WORK INSTRUCTIONS:
Write out these lines again, swapping every "candle-body" for "candlestick-body" and leaving everything else as it is. Leave the pictures out of your answer.

── MATERIAL PROVIDED

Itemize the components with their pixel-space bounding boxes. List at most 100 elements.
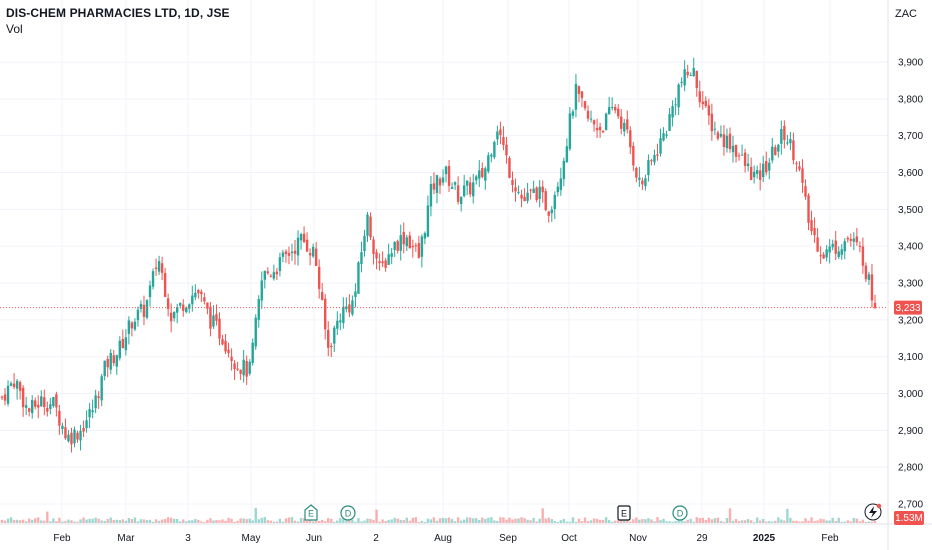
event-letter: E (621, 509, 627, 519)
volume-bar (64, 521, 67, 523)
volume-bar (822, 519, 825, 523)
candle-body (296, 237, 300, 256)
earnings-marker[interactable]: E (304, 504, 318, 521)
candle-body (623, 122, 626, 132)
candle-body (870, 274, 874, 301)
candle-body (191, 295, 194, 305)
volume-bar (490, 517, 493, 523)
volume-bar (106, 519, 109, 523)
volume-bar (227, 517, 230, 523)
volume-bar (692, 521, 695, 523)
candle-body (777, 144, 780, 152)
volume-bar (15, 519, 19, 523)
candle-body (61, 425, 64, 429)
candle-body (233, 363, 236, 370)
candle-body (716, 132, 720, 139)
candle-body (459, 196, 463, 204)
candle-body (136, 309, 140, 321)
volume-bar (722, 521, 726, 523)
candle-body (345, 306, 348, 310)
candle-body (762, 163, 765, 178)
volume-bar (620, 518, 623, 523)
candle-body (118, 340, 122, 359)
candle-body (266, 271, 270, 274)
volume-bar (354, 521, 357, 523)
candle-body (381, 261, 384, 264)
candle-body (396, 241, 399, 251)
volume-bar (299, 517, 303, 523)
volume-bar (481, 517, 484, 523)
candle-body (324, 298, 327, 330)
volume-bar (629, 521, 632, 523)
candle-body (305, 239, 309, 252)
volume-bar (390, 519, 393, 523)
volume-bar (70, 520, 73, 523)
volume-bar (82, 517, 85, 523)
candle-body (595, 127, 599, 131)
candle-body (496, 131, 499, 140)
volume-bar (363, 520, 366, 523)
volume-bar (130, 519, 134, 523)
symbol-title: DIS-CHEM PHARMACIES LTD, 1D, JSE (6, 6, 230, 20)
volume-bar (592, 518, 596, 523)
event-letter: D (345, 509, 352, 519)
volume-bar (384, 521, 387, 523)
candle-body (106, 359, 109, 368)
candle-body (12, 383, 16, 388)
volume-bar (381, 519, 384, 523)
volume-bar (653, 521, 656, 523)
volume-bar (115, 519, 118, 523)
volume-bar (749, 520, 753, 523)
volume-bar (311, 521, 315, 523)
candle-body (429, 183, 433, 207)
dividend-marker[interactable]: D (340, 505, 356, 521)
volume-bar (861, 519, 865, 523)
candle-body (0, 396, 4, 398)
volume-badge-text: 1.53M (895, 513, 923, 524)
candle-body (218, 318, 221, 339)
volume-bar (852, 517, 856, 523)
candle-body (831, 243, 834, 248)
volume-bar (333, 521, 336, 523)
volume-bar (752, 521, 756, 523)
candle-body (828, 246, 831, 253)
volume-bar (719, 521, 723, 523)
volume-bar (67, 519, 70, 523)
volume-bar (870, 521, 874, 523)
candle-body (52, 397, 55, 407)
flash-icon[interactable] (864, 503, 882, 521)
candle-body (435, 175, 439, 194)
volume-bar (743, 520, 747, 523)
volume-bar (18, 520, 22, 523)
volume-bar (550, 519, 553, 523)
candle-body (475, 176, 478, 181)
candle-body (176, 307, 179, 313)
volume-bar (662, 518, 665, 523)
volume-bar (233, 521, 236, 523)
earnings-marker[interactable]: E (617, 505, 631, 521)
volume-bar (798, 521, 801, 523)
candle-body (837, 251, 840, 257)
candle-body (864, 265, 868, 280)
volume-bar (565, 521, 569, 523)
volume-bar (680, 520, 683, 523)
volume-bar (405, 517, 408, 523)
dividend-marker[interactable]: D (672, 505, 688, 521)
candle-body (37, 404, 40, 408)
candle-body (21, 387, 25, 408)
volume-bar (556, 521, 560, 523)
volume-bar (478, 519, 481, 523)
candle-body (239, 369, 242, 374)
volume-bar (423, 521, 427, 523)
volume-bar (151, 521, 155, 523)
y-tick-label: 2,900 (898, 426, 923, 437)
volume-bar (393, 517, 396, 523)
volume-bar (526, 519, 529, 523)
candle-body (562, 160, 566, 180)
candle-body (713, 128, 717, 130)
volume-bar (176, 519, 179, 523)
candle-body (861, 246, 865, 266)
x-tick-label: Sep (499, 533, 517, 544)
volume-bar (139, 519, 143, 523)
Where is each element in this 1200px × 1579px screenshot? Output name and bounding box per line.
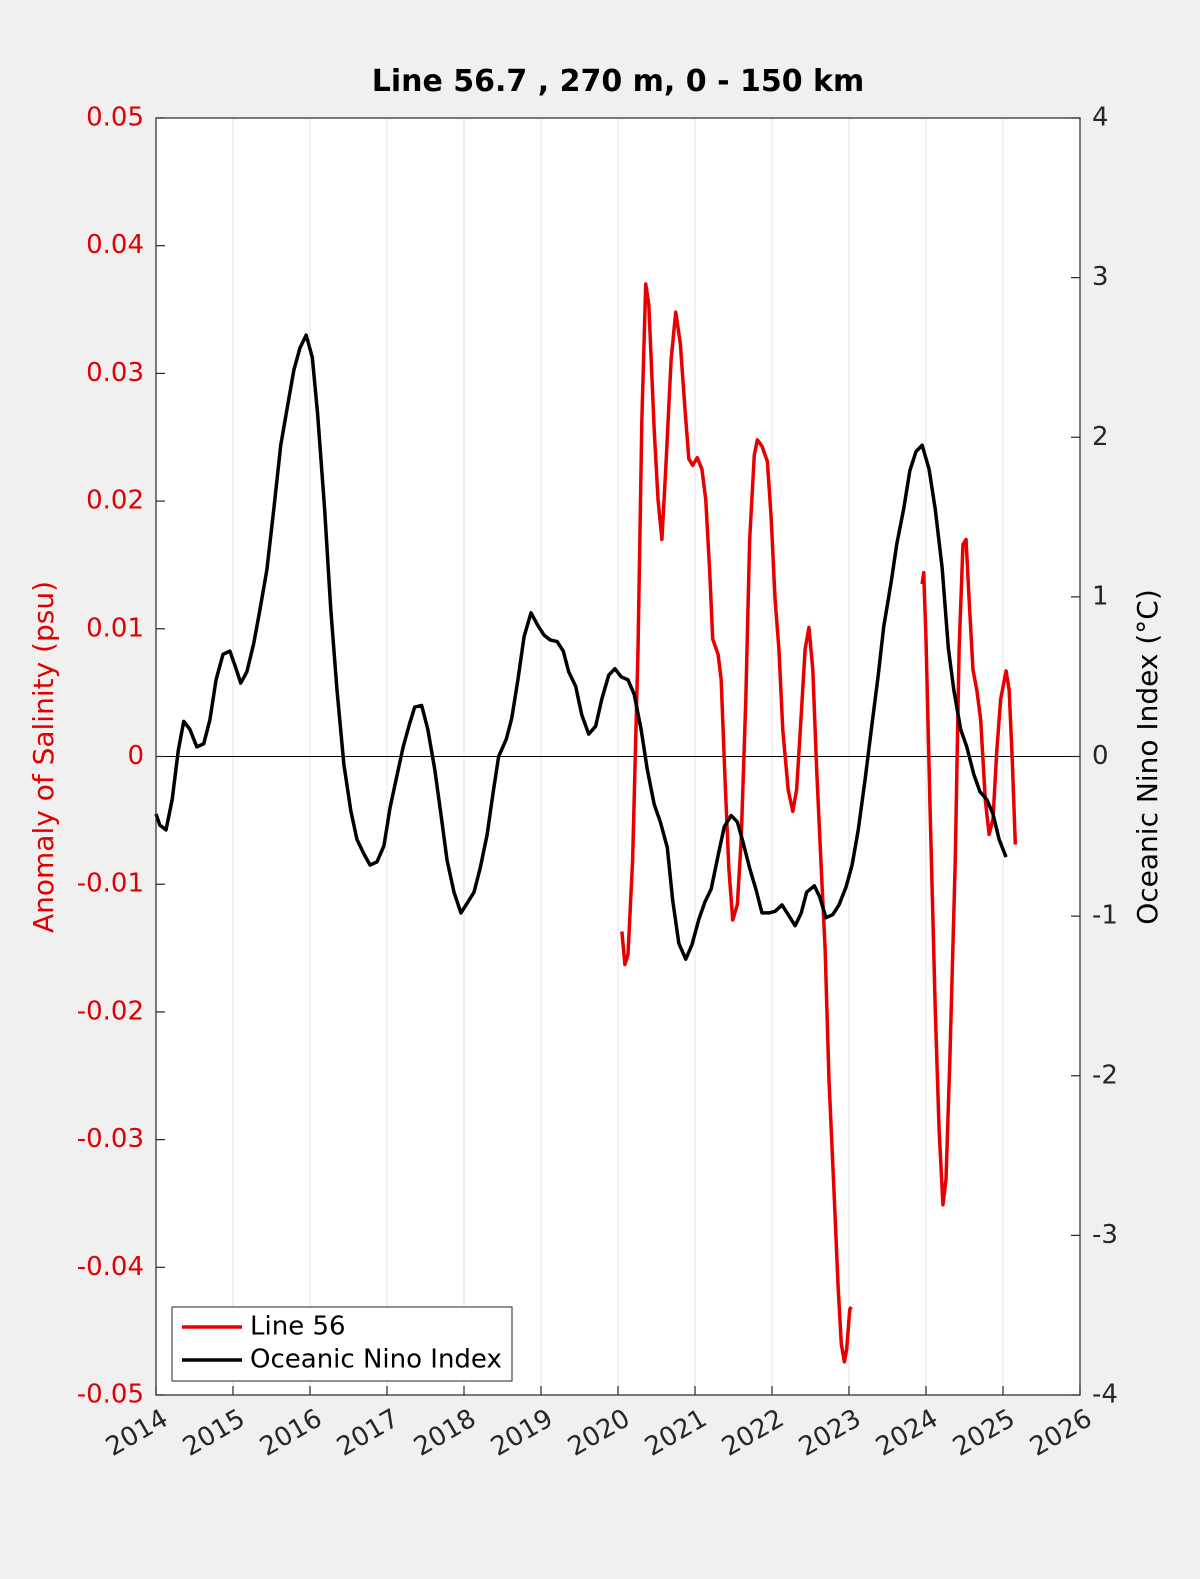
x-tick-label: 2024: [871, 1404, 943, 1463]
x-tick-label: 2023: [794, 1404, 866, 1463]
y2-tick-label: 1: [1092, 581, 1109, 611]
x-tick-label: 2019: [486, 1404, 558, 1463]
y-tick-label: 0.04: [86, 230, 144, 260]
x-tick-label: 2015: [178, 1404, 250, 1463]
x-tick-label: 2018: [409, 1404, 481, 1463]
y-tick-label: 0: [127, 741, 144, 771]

────

SOLUTION FOR THIS PROBLEM:
Itemize the components with their pixel-space bounding boxes. List at most 100 elements.
event-letter: E (621, 509, 627, 519)
volume-bar (64, 521, 67, 523)
volume-bar (822, 519, 825, 523)
candlestick-body (296, 237, 300, 256)
earnings-marker[interactable]: E (304, 504, 318, 521)
candlestick-body (623, 122, 626, 132)
candlestick-body (870, 274, 874, 301)
candlestick-body (191, 295, 194, 305)
volume-bar (490, 517, 493, 523)
volume-bar (106, 519, 109, 523)
volume-bar (227, 517, 230, 523)
volume-bar (692, 521, 695, 523)
candlestick-body (777, 144, 780, 152)
volume-bar (15, 519, 19, 523)
candlestick-body (61, 425, 64, 429)
candlestick-body (233, 363, 236, 370)
candlestick-body (716, 132, 720, 139)
candlestick-body (459, 196, 463, 204)
candlestick-body (136, 309, 140, 321)
volume-bar (722, 521, 726, 523)
candlestick-body (345, 306, 348, 310)
candlestick-body (762, 163, 765, 178)
volume-bar (620, 518, 623, 523)
candlestick-body (118, 340, 122, 359)
candlestick-body (266, 271, 270, 274)
volume-bar (354, 521, 357, 523)
candlestick-body (381, 261, 384, 264)
candlestick-body (396, 241, 399, 251)
volume-bar (299, 517, 303, 523)
volume-bar (481, 517, 484, 523)
candlestick-body (324, 298, 327, 330)
volume-bar (629, 521, 632, 523)
candlestick-body (305, 239, 309, 252)
volume-bar (390, 519, 393, 523)
volume-bar (70, 520, 73, 523)
volume-bar (82, 517, 85, 523)
candlestick-body (595, 127, 599, 131)
candlestick-body (496, 131, 499, 140)
volume-bar (363, 520, 366, 523)
volume-bar (130, 519, 134, 523)
symbol-title: DIS-CHEM PHARMACIES LTD, 1D, JSE (6, 6, 230, 20)
volume-bar (592, 518, 596, 523)
event-letter: D (345, 509, 352, 519)
volume-bar (384, 521, 387, 523)
candlestick-body (106, 359, 109, 368)
candlestick-body (12, 383, 16, 388)
volume-bar (381, 519, 384, 523)
volume-bar (653, 521, 656, 523)
volume-bar (115, 519, 118, 523)
volume-bar (749, 520, 753, 523)
volume-bar (311, 521, 315, 523)
candlestick-body (429, 183, 433, 207)
dividend-marker[interactable]: D (340, 505, 356, 521)
volume-bar (861, 519, 865, 523)
candlestick-body (0, 396, 4, 398)
volume-badge-text: 1.53M (895, 513, 923, 524)
candlestick-body (218, 318, 221, 339)
volume-bar (852, 517, 856, 523)
candlestick-body (831, 243, 834, 248)
volume-bar (333, 521, 336, 523)
volume-bar (752, 521, 756, 523)
candlestick-body (828, 246, 831, 253)
volume-bar (719, 521, 723, 523)
volume-bar (67, 519, 70, 523)
volume-bar (870, 521, 874, 523)
candlestick-body (52, 397, 55, 407)
flash-icon[interactable] (864, 503, 882, 521)
candlestick-body (435, 175, 439, 194)
volume-bar (743, 520, 747, 523)
volume-bar (18, 520, 22, 523)
volume-bar (550, 519, 553, 523)
candlestick-body (475, 176, 478, 181)
candlestick-body (176, 307, 179, 313)
volume-bar (662, 518, 665, 523)
volume-bar (233, 521, 236, 523)
earnings-marker[interactable]: E (617, 505, 631, 521)
volume-bar (798, 521, 801, 523)
candlestick-body (837, 251, 840, 257)
candlestick-body (864, 265, 868, 280)
volume-bar (565, 521, 569, 523)
volume-bar (680, 520, 683, 523)
volume-bar (405, 517, 408, 523)
dividend-marker[interactable]: D (672, 505, 688, 521)
candlestick-body (37, 404, 40, 408)
candlestick-body (21, 387, 25, 408)
volume-bar (556, 521, 560, 523)
volume-bar (478, 519, 481, 523)
candlestick-body (239, 369, 242, 374)
volume-bar (423, 521, 427, 523)
volume-bar (151, 521, 155, 523)
y-tick-label: 2,900 (898, 426, 923, 437)
volume-bar (393, 517, 396, 523)
volume-bar (526, 519, 529, 523)
candlestick-body (562, 160, 566, 180)
candlestick-body (713, 128, 717, 130)
volume-bar (176, 519, 179, 523)
candlestick-body (861, 246, 865, 266)
x-tick-label: Sep (499, 533, 517, 544)
volume-bar (139, 519, 143, 523)
Where is each element in this 1200px × 1579px screenshot? Output name and bounding box per line.
x-tick-label: 2024: [871, 1404, 943, 1463]
x-tick-label: 2023: [794, 1404, 866, 1463]
y2-tick-label: 1: [1092, 581, 1109, 611]
x-tick-label: 2019: [486, 1404, 558, 1463]
y-tick-label: 0.04: [86, 230, 144, 260]
x-tick-label: 2015: [178, 1404, 250, 1463]
x-tick-label: 2018: [409, 1404, 481, 1463]
y-tick-label: 0: [127, 741, 144, 771]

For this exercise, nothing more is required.